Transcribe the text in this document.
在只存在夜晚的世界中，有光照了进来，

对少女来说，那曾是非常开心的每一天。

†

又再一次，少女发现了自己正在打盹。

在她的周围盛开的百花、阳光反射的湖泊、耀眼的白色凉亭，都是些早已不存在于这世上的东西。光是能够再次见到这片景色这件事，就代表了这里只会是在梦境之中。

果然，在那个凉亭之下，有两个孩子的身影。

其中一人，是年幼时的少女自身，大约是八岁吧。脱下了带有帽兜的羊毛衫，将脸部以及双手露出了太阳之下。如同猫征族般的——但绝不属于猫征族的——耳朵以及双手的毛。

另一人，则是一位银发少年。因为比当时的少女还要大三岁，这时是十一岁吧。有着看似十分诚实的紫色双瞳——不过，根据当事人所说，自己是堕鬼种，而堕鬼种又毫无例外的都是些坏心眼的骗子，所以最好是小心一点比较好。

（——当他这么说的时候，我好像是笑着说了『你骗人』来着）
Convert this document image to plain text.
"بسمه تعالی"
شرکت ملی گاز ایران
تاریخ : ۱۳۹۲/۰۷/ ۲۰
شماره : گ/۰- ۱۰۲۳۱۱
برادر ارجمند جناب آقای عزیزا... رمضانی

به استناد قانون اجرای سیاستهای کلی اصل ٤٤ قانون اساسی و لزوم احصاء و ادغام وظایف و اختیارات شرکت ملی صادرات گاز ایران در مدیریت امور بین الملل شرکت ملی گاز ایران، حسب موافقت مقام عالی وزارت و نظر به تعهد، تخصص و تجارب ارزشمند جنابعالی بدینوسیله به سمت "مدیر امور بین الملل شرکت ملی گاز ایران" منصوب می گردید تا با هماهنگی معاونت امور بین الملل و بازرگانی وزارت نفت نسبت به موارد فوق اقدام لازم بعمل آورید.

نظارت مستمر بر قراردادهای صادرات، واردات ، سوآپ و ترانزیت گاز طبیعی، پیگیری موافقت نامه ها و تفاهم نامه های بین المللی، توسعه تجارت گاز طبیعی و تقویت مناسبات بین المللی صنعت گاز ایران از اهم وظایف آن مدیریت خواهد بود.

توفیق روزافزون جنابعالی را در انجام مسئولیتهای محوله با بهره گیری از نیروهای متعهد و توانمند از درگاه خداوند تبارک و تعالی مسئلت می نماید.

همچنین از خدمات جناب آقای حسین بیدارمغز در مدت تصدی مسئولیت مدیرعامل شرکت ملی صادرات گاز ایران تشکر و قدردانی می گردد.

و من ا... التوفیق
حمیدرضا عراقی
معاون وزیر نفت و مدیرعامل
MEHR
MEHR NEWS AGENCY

**********

## EXERCISE AIM
From the first line to the last, retype the data exactly.

## RESULT
Transcribe the text in this document.
在只存在夜晚的世界中，有光照了进来，

对少女来说，那曾是非常开心的每一天。

†

又再一次，少女发现了自己正在打盹。

在她的周围盛开的百花、阳光反射的湖泊、耀眼的白色凉亭，都是些早已不存在于这世上的东西。光是能够再次见到这片景色这件事，就代表了这里只会是在梦境之中。

果然，在那个凉亭之下，有两个孩子的身影。

其中一人，是年幼时的少女自身，大约是八岁吧。脱下了带有帽兜的羊毛衫，将脸部以及双手露出了太阳之下。如同猫征族般的——但绝不属于猫征族的——耳朵以及双手的毛。

另一人，则是一位银发少年。因为比当时的少女还要大三岁，这时是十一岁吧。有着看似十分诚实的紫色双瞳——不过，根据当事人所说，自己是堕鬼种，而堕鬼种又毫无例外的都是些坏心眼的骗子，所以最好是小心一点比较好。

（——当他这么说的时候，我好像是笑着说了『你骗人』来着）
Convert this document image to plain text.
"بسمه تعالی"
شرکت ملی گاز ایران
تاریخ : ۱۳۹۲/۰۷/ ۲۰
شماره : گ/۰- ۱۰۲۳۱۱
برادر ارجمند جناب آقای عزیزا... رمضانی

به استناد قانون اجرای سیاستهای کلی اصل ٤٤ قانون اساسی و لزوم احصاء و ادغام وظایف و اختیارات شرکت ملی صادرات گاز ایران در مدیریت امور بین الملل شرکت ملی گاز ایران، حسب موافقت مقام عالی وزارت و نظر به تعهد، تخصص و تجارب ارزشمند جنابعالی بدینوسیله به سمت "مدیر امور بین الملل شرکت ملی گاز ایران" منصوب می گردید تا با هماهنگی معاونت امور بین الملل و بازرگانی وزارت نفت نسبت به موارد فوق اقدام لازم بعمل آورید.

نظارت مستمر بر قراردادهای صادرات، واردات ، سوآپ و ترانزیت گاز طبیعی، پیگیری موافقت نامه ها و تفاهم نامه های بین المللی، توسعه تجارت گاز طبیعی و تقویت مناسبات بین المللی صنعت گاز ایران از اهم وظایف آن مدیریت خواهد بود.

توفیق روزافزون جنابعالی را در انجام مسئولیتهای محوله با بهره گیری از نیروهای متعهد و توانمند از درگاه خداوند تبارک و تعالی مسئلت می نماید.

همچنین از خدمات جناب آقای حسین بیدارمغز در مدت تصدی مسئولیت مدیرعامل شرکت ملی صادرات گاز ایران تشکر و قدردانی می گردد.

و من ا... التوفیق
حمیدرضا عراقی
معاون وزیر نفت و مدیرعامل
MEHR
MEHR NEWS AGENCY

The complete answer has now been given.